● EXERCISE REQUIREMENTS: Please reproduce every one of the following lines word for word, in the same order.
________
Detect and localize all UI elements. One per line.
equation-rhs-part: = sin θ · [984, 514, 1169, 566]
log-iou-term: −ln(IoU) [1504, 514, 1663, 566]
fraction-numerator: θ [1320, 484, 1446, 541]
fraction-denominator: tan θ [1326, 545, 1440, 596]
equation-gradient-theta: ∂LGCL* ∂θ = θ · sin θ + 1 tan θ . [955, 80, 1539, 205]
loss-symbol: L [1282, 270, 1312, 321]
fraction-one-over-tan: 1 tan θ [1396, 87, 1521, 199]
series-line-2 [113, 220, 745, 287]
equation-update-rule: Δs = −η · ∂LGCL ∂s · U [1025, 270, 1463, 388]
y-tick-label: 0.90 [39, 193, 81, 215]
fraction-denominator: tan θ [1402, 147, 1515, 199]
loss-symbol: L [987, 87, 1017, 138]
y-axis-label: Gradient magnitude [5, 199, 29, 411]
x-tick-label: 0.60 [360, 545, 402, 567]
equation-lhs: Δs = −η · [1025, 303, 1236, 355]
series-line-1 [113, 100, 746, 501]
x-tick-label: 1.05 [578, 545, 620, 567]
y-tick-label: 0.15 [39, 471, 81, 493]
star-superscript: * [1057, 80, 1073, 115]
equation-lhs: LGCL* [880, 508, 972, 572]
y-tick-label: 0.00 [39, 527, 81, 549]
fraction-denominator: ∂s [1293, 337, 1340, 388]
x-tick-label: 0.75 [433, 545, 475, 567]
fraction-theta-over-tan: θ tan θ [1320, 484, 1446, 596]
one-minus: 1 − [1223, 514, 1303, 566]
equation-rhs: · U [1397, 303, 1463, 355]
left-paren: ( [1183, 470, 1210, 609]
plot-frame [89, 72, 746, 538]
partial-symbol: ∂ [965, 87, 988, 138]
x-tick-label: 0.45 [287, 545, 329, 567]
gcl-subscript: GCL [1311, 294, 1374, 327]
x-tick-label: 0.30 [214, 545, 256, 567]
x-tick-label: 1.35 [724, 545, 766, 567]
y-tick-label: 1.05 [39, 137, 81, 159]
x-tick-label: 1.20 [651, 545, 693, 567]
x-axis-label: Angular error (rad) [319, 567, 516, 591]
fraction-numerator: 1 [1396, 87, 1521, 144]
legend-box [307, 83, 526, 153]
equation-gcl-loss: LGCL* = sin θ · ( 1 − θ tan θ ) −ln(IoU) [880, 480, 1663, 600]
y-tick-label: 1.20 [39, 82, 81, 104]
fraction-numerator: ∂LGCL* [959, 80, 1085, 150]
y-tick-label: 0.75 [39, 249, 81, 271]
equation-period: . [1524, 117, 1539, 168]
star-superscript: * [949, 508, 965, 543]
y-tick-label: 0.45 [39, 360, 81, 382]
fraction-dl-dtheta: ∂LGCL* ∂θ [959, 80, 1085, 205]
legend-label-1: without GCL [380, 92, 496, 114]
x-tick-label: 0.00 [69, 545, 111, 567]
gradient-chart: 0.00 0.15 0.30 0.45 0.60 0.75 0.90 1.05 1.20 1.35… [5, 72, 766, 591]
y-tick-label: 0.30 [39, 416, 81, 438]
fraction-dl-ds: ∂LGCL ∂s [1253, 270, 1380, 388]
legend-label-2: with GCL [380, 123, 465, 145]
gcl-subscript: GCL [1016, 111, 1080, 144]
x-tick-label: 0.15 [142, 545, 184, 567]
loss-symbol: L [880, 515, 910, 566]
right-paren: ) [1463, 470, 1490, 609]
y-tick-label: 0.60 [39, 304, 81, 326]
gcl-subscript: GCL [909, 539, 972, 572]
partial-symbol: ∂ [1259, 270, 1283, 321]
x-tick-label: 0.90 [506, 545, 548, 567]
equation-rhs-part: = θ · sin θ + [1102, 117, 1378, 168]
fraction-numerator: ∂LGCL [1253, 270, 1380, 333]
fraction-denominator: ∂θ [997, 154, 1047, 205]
________
● RESULT:
Detect and localize all UI elements. One per line.
equation-rhs-part: = sin θ · [984, 514, 1169, 566]
log-iou-term: −ln(IoU) [1504, 514, 1663, 566]
fraction-numerator: θ [1320, 484, 1446, 541]
fraction-denominator: tan θ [1326, 545, 1440, 596]
equation-gradient-theta: ∂LGCL* ∂θ = θ · sin θ + 1 tan θ . [955, 80, 1539, 205]
loss-symbol: L [1282, 270, 1312, 321]
fraction-one-over-tan: 1 tan θ [1396, 87, 1521, 199]
series-line-2 [113, 220, 745, 287]
equation-update-rule: Δs = −η · ∂LGCL ∂s · U [1025, 270, 1463, 388]
y-tick-label: 0.90 [39, 193, 81, 215]
fraction-denominator: tan θ [1402, 147, 1515, 199]
loss-symbol: L [987, 87, 1017, 138]
y-axis-label: Gradient magnitude [5, 199, 29, 411]
x-tick-label: 0.60 [360, 545, 402, 567]
equation-lhs: Δs = −η · [1025, 303, 1236, 355]
series-line-1 [113, 100, 746, 501]
x-tick-label: 1.05 [578, 545, 620, 567]
y-tick-label: 0.15 [39, 471, 81, 493]
star-superscript: * [1057, 80, 1073, 115]
equation-lhs: LGCL* [880, 508, 972, 572]
y-tick-label: 0.00 [39, 527, 81, 549]
fraction-denominator: ∂s [1293, 337, 1340, 388]
x-tick-label: 0.75 [433, 545, 475, 567]
fraction-theta-over-tan: θ tan θ [1320, 484, 1446, 596]
one-minus: 1 − [1223, 514, 1303, 566]
equation-rhs: · U [1397, 303, 1463, 355]
left-paren: ( [1183, 470, 1210, 609]
plot-frame [89, 72, 746, 538]
partial-symbol: ∂ [965, 87, 988, 138]
x-tick-label: 0.45 [287, 545, 329, 567]
gcl-subscript: GCL [1311, 294, 1374, 327]
x-tick-label: 0.30 [214, 545, 256, 567]
x-tick-label: 1.35 [724, 545, 766, 567]
y-tick-label: 1.05 [39, 137, 81, 159]
x-tick-label: 1.20 [651, 545, 693, 567]
x-axis-label: Angular error (rad) [319, 567, 516, 591]
fraction-numerator: 1 [1396, 87, 1521, 144]
legend-box [307, 83, 526, 153]
equation-gcl-loss: LGCL* = sin θ · ( 1 − θ tan θ ) −ln(IoU) [880, 480, 1663, 600]
y-tick-label: 1.20 [39, 82, 81, 104]
fraction-numerator: ∂LGCL* [959, 80, 1085, 150]
y-tick-label: 0.75 [39, 249, 81, 271]
equation-period: . [1524, 117, 1539, 168]
star-superscript: * [949, 508, 965, 543]
y-tick-label: 0.45 [39, 360, 81, 382]
fraction-dl-dtheta: ∂LGCL* ∂θ [959, 80, 1085, 205]
legend-label-1: without GCL [380, 92, 496, 114]
x-tick-label: 0.00 [69, 545, 111, 567]
gradient-chart: 0.00 0.15 0.30 0.45 0.60 0.75 0.90 1.05 1.20 1.35… [5, 72, 766, 591]
y-tick-label: 0.30 [39, 416, 81, 438]
fraction-dl-ds: ∂LGCL ∂s [1253, 270, 1380, 388]
legend-label-2: with GCL [380, 123, 465, 145]
gcl-subscript: GCL [1016, 111, 1080, 144]
x-tick-label: 0.15 [142, 545, 184, 567]
loss-symbol: L [880, 515, 910, 566]
right-paren: ) [1463, 470, 1490, 609]
y-tick-label: 0.60 [39, 304, 81, 326]
gcl-subscript: GCL [909, 539, 972, 572]
partial-symbol: ∂ [1259, 270, 1283, 321]
x-tick-label: 0.90 [506, 545, 548, 567]
equation-rhs-part: = θ · sin θ + [1102, 117, 1378, 168]
fraction-numerator: ∂LGCL [1253, 270, 1380, 333]
fraction-denominator: ∂θ [997, 154, 1047, 205]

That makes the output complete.